#### [EXERCISE TASK]
Locate every line that holds the string "LINK" and copy it.
________
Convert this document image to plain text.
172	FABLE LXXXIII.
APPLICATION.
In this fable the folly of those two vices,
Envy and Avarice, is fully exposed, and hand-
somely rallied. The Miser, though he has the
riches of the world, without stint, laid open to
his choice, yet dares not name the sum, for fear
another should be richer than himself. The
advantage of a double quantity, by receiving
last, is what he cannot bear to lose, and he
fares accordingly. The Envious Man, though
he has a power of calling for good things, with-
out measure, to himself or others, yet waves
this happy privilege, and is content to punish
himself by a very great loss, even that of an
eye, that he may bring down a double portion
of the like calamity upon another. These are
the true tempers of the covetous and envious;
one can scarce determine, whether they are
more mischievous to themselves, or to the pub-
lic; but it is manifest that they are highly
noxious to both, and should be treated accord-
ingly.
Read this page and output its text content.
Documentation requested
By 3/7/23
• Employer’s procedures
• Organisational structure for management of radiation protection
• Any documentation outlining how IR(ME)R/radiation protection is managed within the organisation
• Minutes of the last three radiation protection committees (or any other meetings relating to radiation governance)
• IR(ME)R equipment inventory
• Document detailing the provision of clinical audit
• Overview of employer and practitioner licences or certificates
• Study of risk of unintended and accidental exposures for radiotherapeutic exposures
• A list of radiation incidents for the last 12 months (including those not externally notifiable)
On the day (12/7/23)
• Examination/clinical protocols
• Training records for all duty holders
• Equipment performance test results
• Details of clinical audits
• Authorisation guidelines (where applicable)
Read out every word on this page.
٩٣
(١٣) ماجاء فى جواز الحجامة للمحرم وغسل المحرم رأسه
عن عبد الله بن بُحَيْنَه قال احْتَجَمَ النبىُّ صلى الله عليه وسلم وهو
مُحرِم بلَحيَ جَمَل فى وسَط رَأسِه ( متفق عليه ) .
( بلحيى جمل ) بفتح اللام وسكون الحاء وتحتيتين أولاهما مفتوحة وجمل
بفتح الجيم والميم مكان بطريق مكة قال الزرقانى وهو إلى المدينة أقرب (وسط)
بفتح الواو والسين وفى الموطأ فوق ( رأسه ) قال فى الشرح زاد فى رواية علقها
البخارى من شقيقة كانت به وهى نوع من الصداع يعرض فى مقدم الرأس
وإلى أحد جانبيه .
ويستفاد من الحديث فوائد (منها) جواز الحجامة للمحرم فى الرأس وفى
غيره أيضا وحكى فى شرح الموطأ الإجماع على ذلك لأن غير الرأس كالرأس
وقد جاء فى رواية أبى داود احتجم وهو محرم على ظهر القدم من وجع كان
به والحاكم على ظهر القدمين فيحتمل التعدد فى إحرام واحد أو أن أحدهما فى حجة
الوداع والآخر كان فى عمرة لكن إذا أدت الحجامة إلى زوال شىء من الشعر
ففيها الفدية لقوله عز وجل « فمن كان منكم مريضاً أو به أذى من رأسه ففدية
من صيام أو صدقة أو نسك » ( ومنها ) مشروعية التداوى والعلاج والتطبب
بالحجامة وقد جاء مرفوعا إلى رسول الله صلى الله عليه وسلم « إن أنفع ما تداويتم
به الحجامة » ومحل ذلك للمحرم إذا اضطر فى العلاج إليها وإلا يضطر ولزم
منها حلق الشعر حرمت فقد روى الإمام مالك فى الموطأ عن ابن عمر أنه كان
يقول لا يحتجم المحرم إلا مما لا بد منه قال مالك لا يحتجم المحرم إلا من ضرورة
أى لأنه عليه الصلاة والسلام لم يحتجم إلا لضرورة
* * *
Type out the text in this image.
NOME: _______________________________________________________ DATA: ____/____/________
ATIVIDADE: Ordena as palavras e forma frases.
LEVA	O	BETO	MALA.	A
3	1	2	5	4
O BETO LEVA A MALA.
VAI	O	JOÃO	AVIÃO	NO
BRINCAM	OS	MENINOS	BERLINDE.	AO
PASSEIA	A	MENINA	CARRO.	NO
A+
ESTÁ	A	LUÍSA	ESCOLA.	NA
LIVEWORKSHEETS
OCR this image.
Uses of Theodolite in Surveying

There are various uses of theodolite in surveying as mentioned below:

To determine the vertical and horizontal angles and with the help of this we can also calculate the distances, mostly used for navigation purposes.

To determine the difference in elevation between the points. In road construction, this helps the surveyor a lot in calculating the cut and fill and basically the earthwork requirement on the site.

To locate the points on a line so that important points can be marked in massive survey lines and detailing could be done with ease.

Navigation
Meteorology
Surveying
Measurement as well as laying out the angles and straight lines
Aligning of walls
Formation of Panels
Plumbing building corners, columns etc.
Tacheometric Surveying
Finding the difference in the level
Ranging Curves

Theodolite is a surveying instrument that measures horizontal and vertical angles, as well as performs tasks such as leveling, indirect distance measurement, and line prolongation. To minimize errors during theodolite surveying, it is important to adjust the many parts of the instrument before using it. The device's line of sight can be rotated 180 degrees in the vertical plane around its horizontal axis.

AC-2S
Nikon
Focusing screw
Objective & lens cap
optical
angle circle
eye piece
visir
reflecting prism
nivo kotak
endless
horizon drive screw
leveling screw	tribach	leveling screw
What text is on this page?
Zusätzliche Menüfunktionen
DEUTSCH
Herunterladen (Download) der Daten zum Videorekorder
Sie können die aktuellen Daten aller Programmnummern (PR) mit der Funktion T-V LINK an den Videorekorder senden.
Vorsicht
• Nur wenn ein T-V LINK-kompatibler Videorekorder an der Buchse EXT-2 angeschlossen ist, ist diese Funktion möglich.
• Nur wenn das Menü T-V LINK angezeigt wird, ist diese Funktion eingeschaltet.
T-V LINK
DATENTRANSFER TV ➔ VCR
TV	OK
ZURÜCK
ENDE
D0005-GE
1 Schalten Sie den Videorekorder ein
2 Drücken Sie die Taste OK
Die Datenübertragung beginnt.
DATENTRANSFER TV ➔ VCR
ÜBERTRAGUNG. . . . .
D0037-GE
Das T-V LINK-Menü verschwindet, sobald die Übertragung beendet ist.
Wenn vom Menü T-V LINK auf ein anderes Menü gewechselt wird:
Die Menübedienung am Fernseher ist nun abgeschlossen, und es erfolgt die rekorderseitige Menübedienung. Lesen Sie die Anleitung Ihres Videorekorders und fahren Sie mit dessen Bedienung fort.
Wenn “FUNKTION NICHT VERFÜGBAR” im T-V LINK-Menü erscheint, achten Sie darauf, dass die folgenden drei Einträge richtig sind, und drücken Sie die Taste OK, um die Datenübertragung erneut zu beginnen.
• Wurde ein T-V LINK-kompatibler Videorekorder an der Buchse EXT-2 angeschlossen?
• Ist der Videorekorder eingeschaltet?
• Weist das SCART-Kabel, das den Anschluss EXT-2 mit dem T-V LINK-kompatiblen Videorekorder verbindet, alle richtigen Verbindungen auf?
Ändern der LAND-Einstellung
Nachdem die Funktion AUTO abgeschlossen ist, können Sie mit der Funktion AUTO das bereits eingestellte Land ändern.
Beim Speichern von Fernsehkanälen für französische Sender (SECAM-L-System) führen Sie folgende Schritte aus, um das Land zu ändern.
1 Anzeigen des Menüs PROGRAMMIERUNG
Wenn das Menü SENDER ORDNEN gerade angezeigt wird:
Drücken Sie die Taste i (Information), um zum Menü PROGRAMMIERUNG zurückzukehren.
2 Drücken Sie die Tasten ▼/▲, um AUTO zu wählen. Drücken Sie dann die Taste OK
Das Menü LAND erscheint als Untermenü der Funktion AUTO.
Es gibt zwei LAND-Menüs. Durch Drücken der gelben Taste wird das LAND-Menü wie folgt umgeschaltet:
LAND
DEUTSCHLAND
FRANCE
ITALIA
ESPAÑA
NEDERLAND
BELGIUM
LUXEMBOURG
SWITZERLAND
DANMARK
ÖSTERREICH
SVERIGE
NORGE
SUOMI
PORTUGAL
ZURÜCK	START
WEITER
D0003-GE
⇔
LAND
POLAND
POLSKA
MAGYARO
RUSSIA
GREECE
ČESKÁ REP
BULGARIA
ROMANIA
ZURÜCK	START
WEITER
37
________
#### [RESULT FOR THIS EXERCISE]
Sie können die aktuellen Daten aller Programmnummern (PR) mit der Funktion T-V LINK an den Videorekorder senden.
• Nur wenn ein T-V LINK-kompatibler Videorekorder an der Buchse EXT-2 angeschlossen ist, ist diese Funktion möglich.
• Nur wenn das Menü T-V LINK angezeigt wird, ist diese Funktion eingeschaltet.
T-V LINK
Das T-V LINK-Menü verschwindet, sobald die Übertragung beendet ist.
Wenn vom Menü T-V LINK auf ein anderes Menü gewechselt wird:
Wenn “FUNKTION NICHT VERFÜGBAR” im T-V LINK-Menü erscheint, achten Sie darauf, dass die folgenden drei Einträge richtig sind, und drücken Sie die Taste OK, um die Datenübertragung erneut zu beginnen.
• Wurde ein T-V LINK-kompatibler Videorekorder an der Buchse EXT-2 angeschlossen?
• Weist das SCART-Kabel, das den Anschluss EXT-2 mit dem T-V LINK-kompatiblen Videorekorder verbindet, alle richtigen Verbindungen auf?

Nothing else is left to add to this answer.